• [What needs to be done]: Copy out every line that contains "continu".
※ ※ ※
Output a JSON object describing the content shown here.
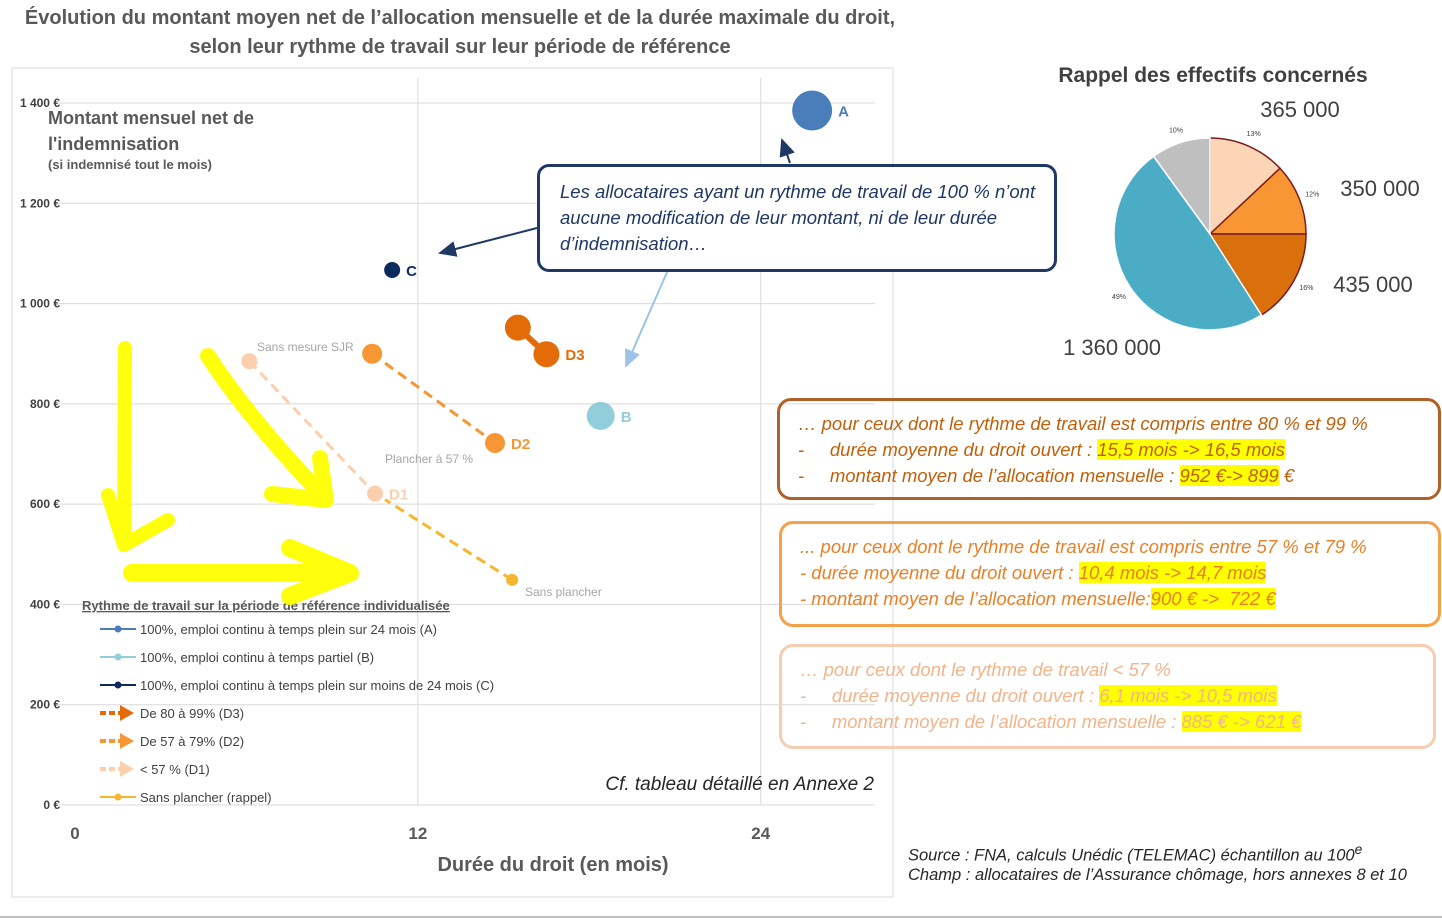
{
  "title": "Évolution du montant moyen net de l’allocation mensuelle et de la durée maximale du droit, selon leur rythme de travail sur leur période de référence",
  "chart_data": [
    {
      "type": "scatter",
      "y_title": "Montant mensuel net de l'indemnisation",
      "y_subtitle": "(si indemnisé tout le mois)",
      "x_title": "Durée du droit (en mois)",
      "xlim": [
        0,
        28
      ],
      "xticks": [
        0,
        12,
        24
      ],
      "ylim": [
        0,
        1400
      ],
      "yticks": [
        {
          "value": 0,
          "label": "0 €"
        },
        {
          "value": 200,
          "label": "200 €"
        },
        {
          "value": 400,
          "label": "400 €"
        },
        {
          "value": 600,
          "label": "600 €"
        },
        {
          "value": 800,
          "label": "800 €"
        },
        {
          "value": 1000,
          "label": "1 000 €"
        },
        {
          "value": 1200,
          "label": "1 200 €"
        },
        {
          "value": 1400,
          "label": "1 400 €"
        }
      ],
      "grid": true,
      "legend_title": "Rythme de travail sur la période de référence individualisée",
      "series": [
        {
          "name": "100%, emploi continu à temps plein sur 24 mois (A)",
          "color": "#4a7ebb",
          "x": [
            25.8
          ],
          "values": [
            1385
          ],
          "point_labels": [
            "A"
          ]
        },
        {
          "name": "100%, emploi continu à temps partiel (B)",
          "color": "#92cddc",
          "x": [
            18.4
          ],
          "values": [
            776
          ],
          "point_labels": [
            "B"
          ]
        },
        {
          "name": "100%, emploi continu à temps plein sur moins de 24 mois (C)",
          "color": "#0d2a5c",
          "x": [
            11.1
          ],
          "values": [
            1067
          ],
          "point_labels": [
            "C"
          ]
        },
        {
          "name": "De 80 à 99% (D3)",
          "color": "#e36c09",
          "x": [
            15.5,
            16.5
          ],
          "values": [
            952,
            899
          ],
          "point_labels": [
            null,
            "D3"
          ]
        },
        {
          "name": "De 57 à 79% (D2)",
          "color": "#f79632",
          "x": [
            10.4,
            14.7
          ],
          "values": [
            900,
            722
          ],
          "point_labels": [
            null,
            "D2"
          ]
        },
        {
          "name": "< 57 % (D1)",
          "color": "#fbcfae",
          "x": [
            6.1,
            10.5
          ],
          "values": [
            885,
            621
          ],
          "point_labels": [
            null,
            "D1"
          ]
        },
        {
          "name": "Sans plancher (rappel)",
          "color": "#f7b530",
          "x": [
            15.3
          ],
          "values": [
            449
          ]
        }
      ],
      "annotations": [
        "Sans mesure SJR",
        "Plancher à 57 %",
        "Sans plancher"
      ],
      "note": "Cf. tableau détaillé en Annexe 2"
    },
    {
      "type": "pie",
      "title": "Rappel des effectifs concernés",
      "values": [
        13,
        12,
        16,
        49,
        10
      ],
      "value_labels": [
        "13%",
        "12%",
        "16%",
        "49%",
        "10%"
      ],
      "count_labels": [
        "365 000",
        "350 000",
        "435 000",
        "1 360 000",
        null
      ],
      "colors": [
        "#fbd5b5",
        "#f79632",
        "#d9700b",
        "#4bacc6",
        "#bfbfbf"
      ]
    }
  ],
  "callout": "Les allocataires ayant un rythme de travail de 100 % n’ont aucune modification de leur montant, ni de leur durée d’indemnisation…",
  "boxes": [
    {
      "lines": [
        {
          "text": "… pour ceux dont le rythme de travail est compris entre 80 % et 99 %"
        },
        {
          "text": "-     durée moyenne du droit ouvert : ",
          "highlight": "15,5 mois -> 16,5 mois"
        },
        {
          "text": "-     montant moyen de l’allocation mensuelle : ",
          "highlight": "952 €-> 899",
          "after": " €"
        }
      ]
    },
    {
      "lines": [
        {
          "text": "... pour ceux dont le rythme de travail est compris entre 57 % et 79 %"
        },
        {
          "text": "- durée moyenne du droit ouvert : ",
          "highlight": "10,4 mois -> 14,7 mois"
        },
        {
          "text": "- montant moyen de l’allocation mensuelle:",
          "highlight": "900 € ->  722 €"
        }
      ]
    },
    {
      "lines": [
        {
          "text": "… pour ceux dont le rythme de travail < 57 %"
        },
        {
          "text": "-     durée moyenne du droit ouvert : ",
          "highlight": "6,1 mois -> 10,5 mois"
        },
        {
          "text": "-     montant moyen de l’allocation mensuelle : ",
          "highlight": "885 € -> 621 €"
        }
      ]
    }
  ],
  "source": {
    "text": "Source : FNA, calculs Unédic (TELEMAC) échantillon au 100",
    "sup": "e"
  },
  "champ": "Champ : allocataires de l’Assurance chômage, hors annexes 8 et 10"
}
※ ※ ※
• [Response to the task]:
          "name": "100%, emploi continu à temps plein sur 24 mois (A)",
          "name": "100%, emploi continu à temps partiel (B)",
          "name": "100%, emploi continu à temps plein sur moins de 24 mois (C)",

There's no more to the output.